Check every line below for the word "room" and copy each one that has it.

## Begin PROVIDED DATA

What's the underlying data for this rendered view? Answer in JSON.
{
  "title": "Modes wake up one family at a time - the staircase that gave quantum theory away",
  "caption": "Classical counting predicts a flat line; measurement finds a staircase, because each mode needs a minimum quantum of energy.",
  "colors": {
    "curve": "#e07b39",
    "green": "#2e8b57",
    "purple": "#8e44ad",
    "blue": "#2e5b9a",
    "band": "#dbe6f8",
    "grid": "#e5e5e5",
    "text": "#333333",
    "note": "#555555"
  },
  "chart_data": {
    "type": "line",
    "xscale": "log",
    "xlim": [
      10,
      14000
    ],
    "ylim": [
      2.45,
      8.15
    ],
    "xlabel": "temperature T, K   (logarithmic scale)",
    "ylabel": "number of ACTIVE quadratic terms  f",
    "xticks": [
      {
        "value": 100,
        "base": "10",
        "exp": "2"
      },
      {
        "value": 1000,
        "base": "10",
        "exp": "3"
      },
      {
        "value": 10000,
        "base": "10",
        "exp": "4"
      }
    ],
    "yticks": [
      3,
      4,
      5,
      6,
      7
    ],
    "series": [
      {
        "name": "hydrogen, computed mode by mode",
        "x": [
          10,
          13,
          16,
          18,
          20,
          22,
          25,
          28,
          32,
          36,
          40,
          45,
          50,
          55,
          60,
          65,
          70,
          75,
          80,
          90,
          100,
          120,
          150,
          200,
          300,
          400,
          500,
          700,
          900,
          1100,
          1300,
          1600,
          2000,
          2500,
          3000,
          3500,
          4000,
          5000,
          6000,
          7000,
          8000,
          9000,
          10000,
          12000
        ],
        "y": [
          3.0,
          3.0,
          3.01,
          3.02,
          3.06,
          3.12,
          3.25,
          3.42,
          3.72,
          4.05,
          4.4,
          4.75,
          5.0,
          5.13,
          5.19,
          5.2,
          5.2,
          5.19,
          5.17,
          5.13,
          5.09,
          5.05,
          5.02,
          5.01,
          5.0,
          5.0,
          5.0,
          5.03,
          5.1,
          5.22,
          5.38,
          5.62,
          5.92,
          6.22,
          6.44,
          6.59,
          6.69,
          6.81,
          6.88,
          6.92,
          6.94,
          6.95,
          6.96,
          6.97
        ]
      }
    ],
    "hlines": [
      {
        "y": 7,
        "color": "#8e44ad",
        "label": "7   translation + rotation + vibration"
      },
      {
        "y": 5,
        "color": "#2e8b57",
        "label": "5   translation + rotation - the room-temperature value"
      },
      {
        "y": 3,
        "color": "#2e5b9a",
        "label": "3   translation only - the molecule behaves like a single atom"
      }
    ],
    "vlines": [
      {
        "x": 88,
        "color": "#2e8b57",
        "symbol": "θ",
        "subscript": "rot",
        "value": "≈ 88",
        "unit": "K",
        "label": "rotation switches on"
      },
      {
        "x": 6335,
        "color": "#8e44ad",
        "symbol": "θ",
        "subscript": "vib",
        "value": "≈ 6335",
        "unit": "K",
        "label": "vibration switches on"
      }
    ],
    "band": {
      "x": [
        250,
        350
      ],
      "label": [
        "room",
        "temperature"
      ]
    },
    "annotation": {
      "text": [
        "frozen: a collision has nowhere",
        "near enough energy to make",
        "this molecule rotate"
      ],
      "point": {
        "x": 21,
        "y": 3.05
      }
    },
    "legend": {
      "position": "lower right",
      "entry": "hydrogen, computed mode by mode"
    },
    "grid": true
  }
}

## End PROVIDED DATA

SOLUTION:
        "label": "5   translation + rotation - the room-temperature value"
        "room",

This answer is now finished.